**TASK TO COMPLETE:**
Repeat every line of the listing below exactly, minus the pictures.

BEGIN

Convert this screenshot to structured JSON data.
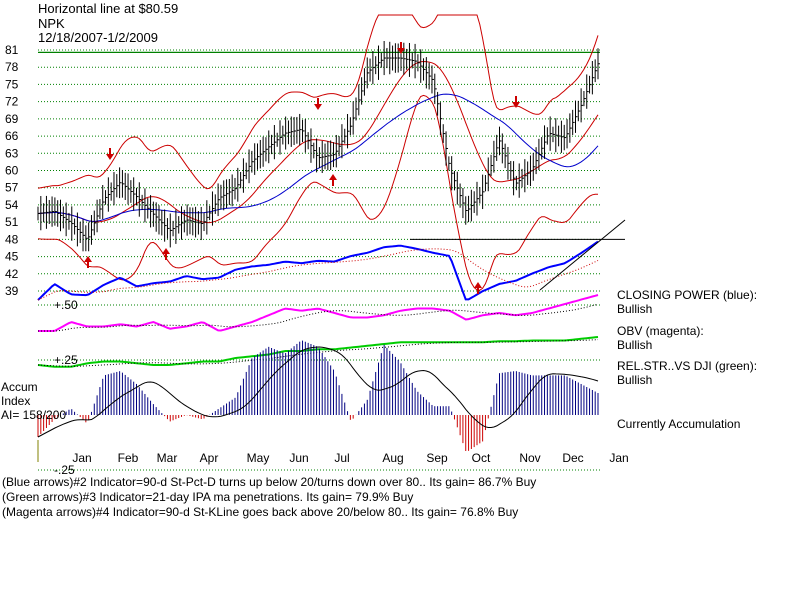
{
  "header": {
    "line1": "Horizontal line at $80.59",
    "line2": "NPK",
    "line3": "12/18/2007-1/2/2009"
  },
  "right_panel": {
    "cp_title": "CLOSING POWER (blue):",
    "cp_value": "Bullish",
    "obv_title": "OBV (magenta):",
    "obv_value": "Bullish",
    "rel_title": "REL.STR..VS DJI (green):",
    "rel_value": "Bullish",
    "accum_status": "Currently Accumulation"
  },
  "accum_label": {
    "line1": "Accum",
    "line2": "Index",
    "line3": "AI= 158/200"
  },
  "footer": {
    "line1": "(Blue arrows)#2 Indicator=90-d St-Pct-D turns up below 20/turns down over 80..  Its gain= 86.7% Buy",
    "line2": "(Green arrows)#3 Indicator=21-day IPA ma penetrations.  Its gain= 79.9% Buy",
    "line3": "(Magenta arrows)#4 Indicator=90-d St-KLine goes back above 20/below 80..  Its gain= 76.8% Buy"
  },
  "chart_data": {
    "type": "line",
    "title": "NPK",
    "horizontal_line": 80.59,
    "price_axis": {
      "ticks": [
        81,
        78,
        75,
        72,
        69,
        66,
        63,
        60,
        57,
        54,
        51,
        48,
        45,
        42,
        39
      ]
    },
    "accum_axis": {
      "ticks": [
        "+.50",
        "+.25",
        "-.25"
      ],
      "tick_values": [
        0.5,
        0.25,
        -0.25
      ]
    },
    "x_labels": [
      "Jan",
      "Feb",
      "Mar",
      "Apr",
      "May",
      "Jun",
      "Jul",
      "Aug",
      "Sep",
      "Oct",
      "Nov",
      "Dec",
      "Jan"
    ],
    "series": [
      {
        "name": "price",
        "values": [
          52.5,
          52.9,
          50.9,
          47.9,
          55.0,
          58.0,
          55.4,
          52.4,
          49.5,
          51.4,
          50.7,
          55.2,
          56.9,
          61.6,
          64.1,
          66.5,
          67.2,
          62.2,
          62.8,
          67.9,
          77.1,
          79.6,
          79.6,
          79.0,
          75.6,
          60.4,
          52.8,
          56.3,
          65.3,
          57.7,
          60.2,
          66.5,
          65.7,
          71.5,
          78.6
        ]
      },
      {
        "name": "CLOSING POWER (blue)",
        "values": [
          0.25,
          0.45,
          0.32,
          0.31,
          0.44,
          0.53,
          0.42,
          0.46,
          0.48,
          0.55,
          0.51,
          0.53,
          0.63,
          0.67,
          0.69,
          0.73,
          0.71,
          0.74,
          0.73,
          0.8,
          0.84,
          0.91,
          0.93,
          0.89,
          0.84,
          0.8,
          0.24,
          0.36,
          0.45,
          0.49,
          0.58,
          0.66,
          0.71,
          0.84,
          0.98
        ]
      },
      {
        "name": "OBV (magenta)",
        "values": [
          0.2,
          0.2,
          0.4,
          0.3,
          0.3,
          0.35,
          0.3,
          0.4,
          0.25,
          0.3,
          0.4,
          0.2,
          0.3,
          0.4,
          0.55,
          0.7,
          0.65,
          0.7,
          0.6,
          0.5,
          0.5,
          0.55,
          0.65,
          0.7,
          0.7,
          0.65,
          0.45,
          0.55,
          0.6,
          0.55,
          0.6,
          0.7,
          0.8,
          0.9,
          1.0
        ]
      },
      {
        "name": "REL.STR..VS DJI (green)",
        "values": [
          0.2,
          0.15,
          0.15,
          0.25,
          0.3,
          0.3,
          0.25,
          0.2,
          0.2,
          0.25,
          0.3,
          0.3,
          0.4,
          0.45,
          0.5,
          0.6,
          0.6,
          0.65,
          0.65,
          0.7,
          0.75,
          0.8,
          0.85,
          0.85,
          0.85,
          0.85,
          0.85,
          0.85,
          0.88,
          0.88,
          0.9,
          0.9,
          0.9,
          0.95,
          1.0
        ]
      },
      {
        "name": "Accum Index",
        "values": [
          -0.1,
          -0.02,
          0.03,
          -0.04,
          0.18,
          0.2,
          0.14,
          0.05,
          -0.03,
          0.0,
          -0.02,
          0.03,
          0.08,
          0.26,
          0.31,
          0.28,
          0.34,
          0.31,
          0.2,
          -0.03,
          0.07,
          0.32,
          0.24,
          0.11,
          0.04,
          0.04,
          -0.17,
          -0.12,
          0.19,
          0.2,
          0.18,
          0.18,
          0.18,
          0.14,
          0.1
        ]
      }
    ]
  }
}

END

**ANSWER TO THE EXERCISE:**
Convert this screenshot to structured JSON data.
{
  "header": {
    "line1": "Horizontal line at $80.59",
    "line2": "NPK",
    "line3": "12/18/2007-1/2/2009"
  },
  "right_panel": {
    "cp_title": "CLOSING POWER (blue):",
    "cp_value": "Bullish",
    "obv_title": "OBV (magenta):",
    "obv_value": "Bullish",
    "rel_title": "REL.STR..VS DJI (green):",
    "rel_value": "Bullish",
    "accum_status": "Currently Accumulation"
  },
  "accum_label": {
    "line1": "Accum",
    "line2": "Index",
    "line3": "AI= 158/200"
  },
  "footer": {
    "line1": "(Blue arrows)#2 Indicator=90-d St-Pct-D turns up below 20/turns down over 80..  Its gain= 86.7% Buy",
    "line2": "(Green arrows)#3 Indicator=21-day IPA ma penetrations.  Its gain= 79.9% Buy",
    "line3": "(Magenta arrows)#4 Indicator=90-d St-KLine goes back above 20/below 80..  Its gain= 76.8% Buy"
  },
  "chart_data": {
    "type": "line",
    "title": "NPK",
    "horizontal_line": 80.59,
    "price_axis": {
      "ticks": [
        81,
        78,
        75,
        72,
        69,
        66,
        63,
        60,
        57,
        54,
        51,
        48,
        45,
        42,
        39
      ]
    },
    "accum_axis": {
      "ticks": [
        "+.50",
        "+.25",
        "-.25"
      ],
      "tick_values": [
        0.5,
        0.25,
        -0.25
      ]
    },
    "x_labels": [
      "Jan",
      "Feb",
      "Mar",
      "Apr",
      "May",
      "Jun",
      "Jul",
      "Aug",
      "Sep",
      "Oct",
      "Nov",
      "Dec",
      "Jan"
    ],
    "series": [
      {
        "name": "price",
        "values": [
          52.5,
          52.9,
          50.9,
          47.9,
          55.0,
          58.0,
          55.4,
          52.4,
          49.5,
          51.4,
          50.7,
          55.2,
          56.9,
          61.6,
          64.1,
          66.5,
          67.2,
          62.2,
          62.8,
          67.9,
          77.1,
          79.6,
          79.6,
          79.0,
          75.6,
          60.4,
          52.8,
          56.3,
          65.3,
          57.7,
          60.2,
          66.5,
          65.7,
          71.5,
          78.6
        ]
      },
      {
        "name": "CLOSING POWER (blue)",
        "values": [
          0.25,
          0.45,
          0.32,
          0.31,
          0.44,
          0.53,
          0.42,
          0.46,
          0.48,
          0.55,
          0.51,
          0.53,
          0.63,
          0.67,
          0.69,
          0.73,
          0.71,
          0.74,
          0.73,
          0.8,
          0.84,
          0.91,
          0.93,
          0.89,
          0.84,
          0.8,
          0.24,
          0.36,
          0.45,
          0.49,
          0.58,
          0.66,
          0.71,
          0.84,
          0.98
        ]
      },
      {
        "name": "OBV (magenta)",
        "values": [
          0.2,
          0.2,
          0.4,
          0.3,
          0.3,
          0.35,
          0.3,
          0.4,
          0.25,
          0.3,
          0.4,
          0.2,
          0.3,
          0.4,
          0.55,
          0.7,
          0.65,
          0.7,
          0.6,
          0.5,
          0.5,
          0.55,
          0.65,
          0.7,
          0.7,
          0.65,
          0.45,
          0.55,
          0.6,
          0.55,
          0.6,
          0.7,
          0.8,
          0.9,
          1.0
        ]
      },
      {
        "name": "REL.STR..VS DJI (green)",
        "values": [
          0.2,
          0.15,
          0.15,
          0.25,
          0.3,
          0.3,
          0.25,
          0.2,
          0.2,
          0.25,
          0.3,
          0.3,
          0.4,
          0.45,
          0.5,
          0.6,
          0.6,
          0.65,
          0.65,
          0.7,
          0.75,
          0.8,
          0.85,
          0.85,
          0.85,
          0.85,
          0.85,
          0.85,
          0.88,
          0.88,
          0.9,
          0.9,
          0.9,
          0.95,
          1.0
        ]
      },
      {
        "name": "Accum Index",
        "values": [
          -0.1,
          -0.02,
          0.03,
          -0.04,
          0.18,
          0.2,
          0.14,
          0.05,
          -0.03,
          0.0,
          -0.02,
          0.03,
          0.08,
          0.26,
          0.31,
          0.28,
          0.34,
          0.31,
          0.2,
          -0.03,
          0.07,
          0.32,
          0.24,
          0.11,
          0.04,
          0.04,
          -0.17,
          -0.12,
          0.19,
          0.2,
          0.18,
          0.18,
          0.18,
          0.14,
          0.1
        ]
      }
    ]
  }
}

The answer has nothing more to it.